Your goal → Present the following entries again, word for word and in full.

====

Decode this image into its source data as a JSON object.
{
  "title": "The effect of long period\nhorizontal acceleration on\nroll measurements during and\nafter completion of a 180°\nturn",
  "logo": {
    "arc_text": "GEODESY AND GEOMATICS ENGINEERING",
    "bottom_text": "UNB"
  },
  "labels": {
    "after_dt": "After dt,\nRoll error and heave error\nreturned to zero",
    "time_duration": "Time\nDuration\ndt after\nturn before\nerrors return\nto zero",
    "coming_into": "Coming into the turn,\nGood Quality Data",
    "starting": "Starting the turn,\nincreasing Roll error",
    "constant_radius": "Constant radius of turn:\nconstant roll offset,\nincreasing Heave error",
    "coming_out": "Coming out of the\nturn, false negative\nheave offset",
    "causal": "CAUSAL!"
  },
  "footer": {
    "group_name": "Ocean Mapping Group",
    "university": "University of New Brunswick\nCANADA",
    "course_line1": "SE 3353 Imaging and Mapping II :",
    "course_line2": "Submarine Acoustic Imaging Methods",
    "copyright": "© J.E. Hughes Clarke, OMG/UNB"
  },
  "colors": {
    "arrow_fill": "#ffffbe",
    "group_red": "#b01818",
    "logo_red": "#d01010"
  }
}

====

Correct response →
Decode this image into its source data as a JSON object.
{
  "title": "The effect of long period\nhorizontal acceleration on\nroll measurements during and\nafter completion of a 180°\nturn",
  "logo": {
    "arc_text": "GEODESY AND GEOMATICS ENGINEERING",
    "bottom_text": "UNB"
  },
  "labels": {
    "after_dt": "After dt,\nRoll error and heave error\nreturned to zero",
    "time_duration": "Time\nDuration\ndt after\nturn before\nerrors return\nto zero",
    "coming_into": "Coming into the turn,\nGood Quality Data",
    "starting": "Starting the turn,\nincreasing Roll error",
    "constant_radius": "Constant radius of turn:\nconstant roll offset,\nincreasing Heave error",
    "coming_out": "Coming out of the\nturn, false negative\nheave offset",
    "causal": "CAUSAL!"
  },
  "footer": {
    "group_name": "Ocean Mapping Group",
    "university": "University of New Brunswick\nCANADA",
    "course_line1": "SE 3353 Imaging and Mapping II :",
    "course_line2": "Submarine Acoustic Imaging Methods",
    "copyright": "© J.E. Hughes Clarke, OMG/UNB"
  },
  "colors": {
    "arrow_fill": "#ffffbe",
    "group_red": "#b01818",
    "logo_red": "#d01010"
  }
}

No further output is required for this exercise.